## Exercise
Return the number of lines in which the word "less" appears; add nothing else.

— start Input data —

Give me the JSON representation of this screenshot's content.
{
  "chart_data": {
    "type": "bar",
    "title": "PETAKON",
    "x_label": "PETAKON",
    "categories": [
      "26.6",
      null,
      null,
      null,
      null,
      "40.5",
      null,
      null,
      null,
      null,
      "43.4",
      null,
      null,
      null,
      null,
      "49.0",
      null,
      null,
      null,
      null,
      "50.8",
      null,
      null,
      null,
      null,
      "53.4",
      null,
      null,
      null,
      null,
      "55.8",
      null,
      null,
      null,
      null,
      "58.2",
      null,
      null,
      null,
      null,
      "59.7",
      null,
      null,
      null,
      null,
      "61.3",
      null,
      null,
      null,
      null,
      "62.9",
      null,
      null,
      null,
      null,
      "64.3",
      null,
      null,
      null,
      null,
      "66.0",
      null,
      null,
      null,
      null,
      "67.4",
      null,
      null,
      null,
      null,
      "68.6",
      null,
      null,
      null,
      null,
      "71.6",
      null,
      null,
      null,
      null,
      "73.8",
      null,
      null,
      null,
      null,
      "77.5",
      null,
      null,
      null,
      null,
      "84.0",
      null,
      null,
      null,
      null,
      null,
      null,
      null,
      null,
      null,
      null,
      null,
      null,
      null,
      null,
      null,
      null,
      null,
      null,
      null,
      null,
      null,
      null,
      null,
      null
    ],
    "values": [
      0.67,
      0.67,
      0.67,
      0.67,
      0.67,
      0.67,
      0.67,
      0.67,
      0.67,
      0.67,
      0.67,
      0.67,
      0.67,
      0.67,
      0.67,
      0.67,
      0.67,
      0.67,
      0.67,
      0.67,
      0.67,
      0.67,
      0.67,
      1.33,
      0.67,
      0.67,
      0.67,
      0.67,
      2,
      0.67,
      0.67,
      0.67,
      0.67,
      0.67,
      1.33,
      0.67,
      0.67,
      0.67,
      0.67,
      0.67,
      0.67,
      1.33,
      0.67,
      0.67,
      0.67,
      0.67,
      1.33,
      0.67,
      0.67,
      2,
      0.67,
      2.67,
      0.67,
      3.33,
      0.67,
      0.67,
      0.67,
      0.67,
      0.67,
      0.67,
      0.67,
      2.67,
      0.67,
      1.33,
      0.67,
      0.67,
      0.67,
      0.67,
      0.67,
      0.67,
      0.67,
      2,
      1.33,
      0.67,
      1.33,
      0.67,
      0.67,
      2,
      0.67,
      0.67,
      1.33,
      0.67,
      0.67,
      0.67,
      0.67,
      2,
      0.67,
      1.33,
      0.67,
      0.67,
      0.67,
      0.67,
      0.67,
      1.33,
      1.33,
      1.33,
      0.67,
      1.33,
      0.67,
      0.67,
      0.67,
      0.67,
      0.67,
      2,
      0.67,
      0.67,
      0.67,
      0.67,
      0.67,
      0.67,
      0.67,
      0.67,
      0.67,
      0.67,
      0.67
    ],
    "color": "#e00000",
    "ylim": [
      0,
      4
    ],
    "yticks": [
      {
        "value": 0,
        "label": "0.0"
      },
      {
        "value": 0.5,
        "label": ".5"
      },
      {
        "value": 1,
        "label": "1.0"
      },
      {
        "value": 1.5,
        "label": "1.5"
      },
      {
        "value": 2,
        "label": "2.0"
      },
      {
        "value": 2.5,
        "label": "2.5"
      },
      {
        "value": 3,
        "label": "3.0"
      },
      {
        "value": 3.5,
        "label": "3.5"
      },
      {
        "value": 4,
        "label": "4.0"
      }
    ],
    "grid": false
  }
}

— end Input data —
— start Input data —

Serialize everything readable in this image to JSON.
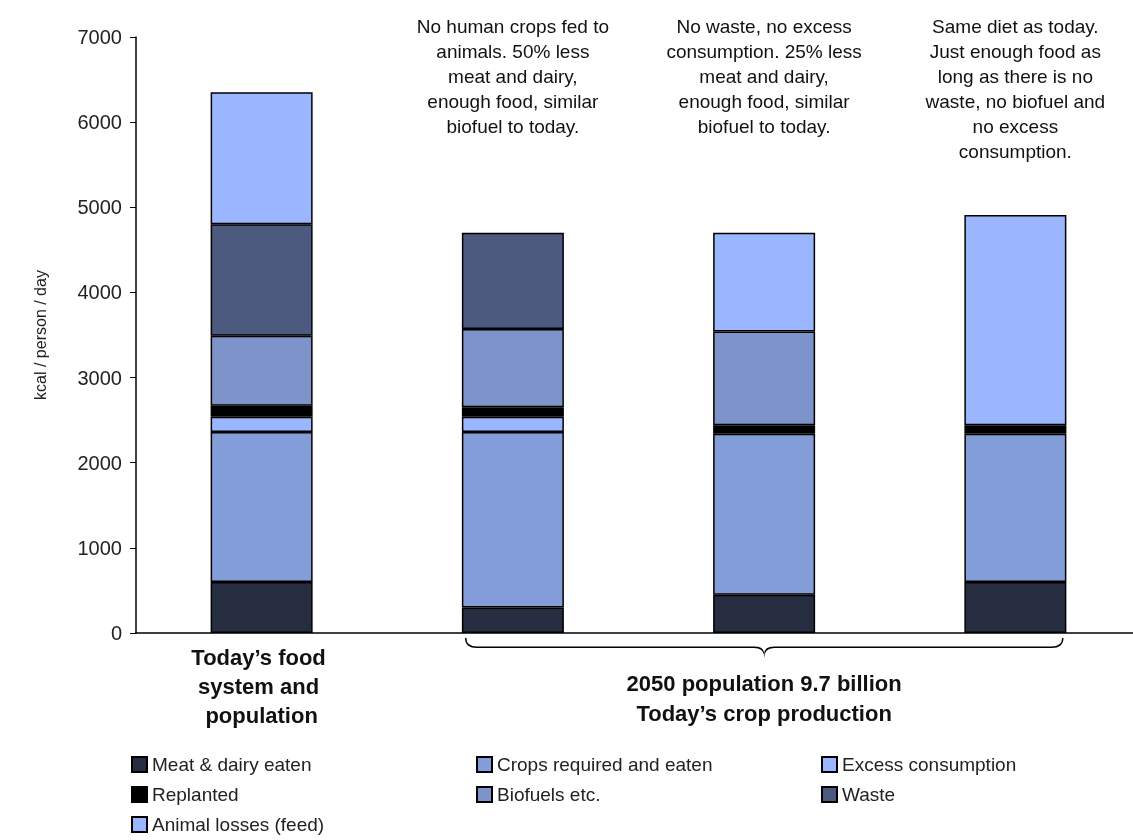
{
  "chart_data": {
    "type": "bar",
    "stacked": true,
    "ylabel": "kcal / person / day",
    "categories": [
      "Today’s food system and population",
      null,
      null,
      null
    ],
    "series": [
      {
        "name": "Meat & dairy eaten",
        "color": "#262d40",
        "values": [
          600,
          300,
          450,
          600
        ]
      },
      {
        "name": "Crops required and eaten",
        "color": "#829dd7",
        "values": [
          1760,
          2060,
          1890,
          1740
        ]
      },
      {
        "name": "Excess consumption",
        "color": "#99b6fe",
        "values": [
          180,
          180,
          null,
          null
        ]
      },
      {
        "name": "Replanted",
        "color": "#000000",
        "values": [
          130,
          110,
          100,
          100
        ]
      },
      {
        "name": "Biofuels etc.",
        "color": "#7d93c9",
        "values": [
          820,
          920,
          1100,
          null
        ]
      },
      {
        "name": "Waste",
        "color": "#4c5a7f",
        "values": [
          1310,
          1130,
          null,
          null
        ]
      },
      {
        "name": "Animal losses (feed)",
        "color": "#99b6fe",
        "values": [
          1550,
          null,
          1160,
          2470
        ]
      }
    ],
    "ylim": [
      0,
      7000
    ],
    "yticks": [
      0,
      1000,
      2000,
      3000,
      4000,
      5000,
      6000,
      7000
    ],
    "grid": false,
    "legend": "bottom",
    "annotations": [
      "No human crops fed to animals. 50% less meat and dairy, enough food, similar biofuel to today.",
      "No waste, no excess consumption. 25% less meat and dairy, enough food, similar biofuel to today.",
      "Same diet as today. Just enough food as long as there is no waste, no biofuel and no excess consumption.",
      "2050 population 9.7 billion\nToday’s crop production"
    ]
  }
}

— end Input data —

## Answer to the task
2